## The request
Pictures in the data below are not part of the copy; transcribe everything else exactly.

Entries with figure data

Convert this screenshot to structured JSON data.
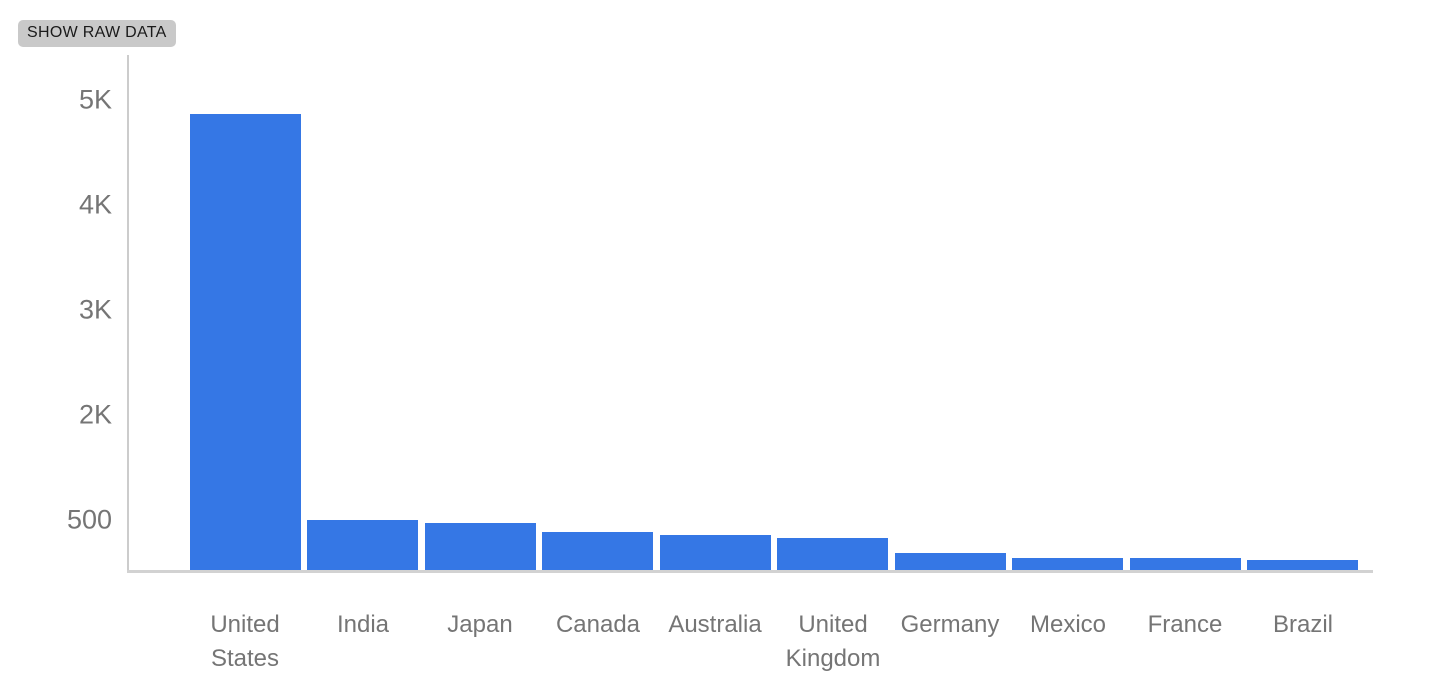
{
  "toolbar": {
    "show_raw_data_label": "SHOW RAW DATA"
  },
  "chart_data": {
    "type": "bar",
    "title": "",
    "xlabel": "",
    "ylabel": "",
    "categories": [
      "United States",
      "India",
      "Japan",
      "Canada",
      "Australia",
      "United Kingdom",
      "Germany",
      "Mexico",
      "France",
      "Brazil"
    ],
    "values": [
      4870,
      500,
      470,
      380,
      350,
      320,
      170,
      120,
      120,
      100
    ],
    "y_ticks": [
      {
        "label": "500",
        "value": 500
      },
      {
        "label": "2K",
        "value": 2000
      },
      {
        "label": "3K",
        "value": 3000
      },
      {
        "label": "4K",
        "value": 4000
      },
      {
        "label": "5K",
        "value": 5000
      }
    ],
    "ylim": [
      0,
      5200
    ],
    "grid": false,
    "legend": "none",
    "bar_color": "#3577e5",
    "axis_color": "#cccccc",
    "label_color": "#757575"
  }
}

## Output for this task
Convert this screenshot to structured JSON data.
{
  "toolbar": {
    "show_raw_data_label": "SHOW RAW DATA"
  },
  "chart_data": {
    "type": "bar",
    "title": "",
    "xlabel": "",
    "ylabel": "",
    "categories": [
      "United States",
      "India",
      "Japan",
      "Canada",
      "Australia",
      "United Kingdom",
      "Germany",
      "Mexico",
      "France",
      "Brazil"
    ],
    "values": [
      4870,
      500,
      470,
      380,
      350,
      320,
      170,
      120,
      120,
      100
    ],
    "y_ticks": [
      {
        "label": "500",
        "value": 500
      },
      {
        "label": "2K",
        "value": 2000
      },
      {
        "label": "3K",
        "value": 3000
      },
      {
        "label": "4K",
        "value": 4000
      },
      {
        "label": "5K",
        "value": 5000
      }
    ],
    "ylim": [
      0,
      5200
    ],
    "grid": false,
    "legend": "none",
    "bar_color": "#3577e5",
    "axis_color": "#cccccc",
    "label_color": "#757575"
  }
}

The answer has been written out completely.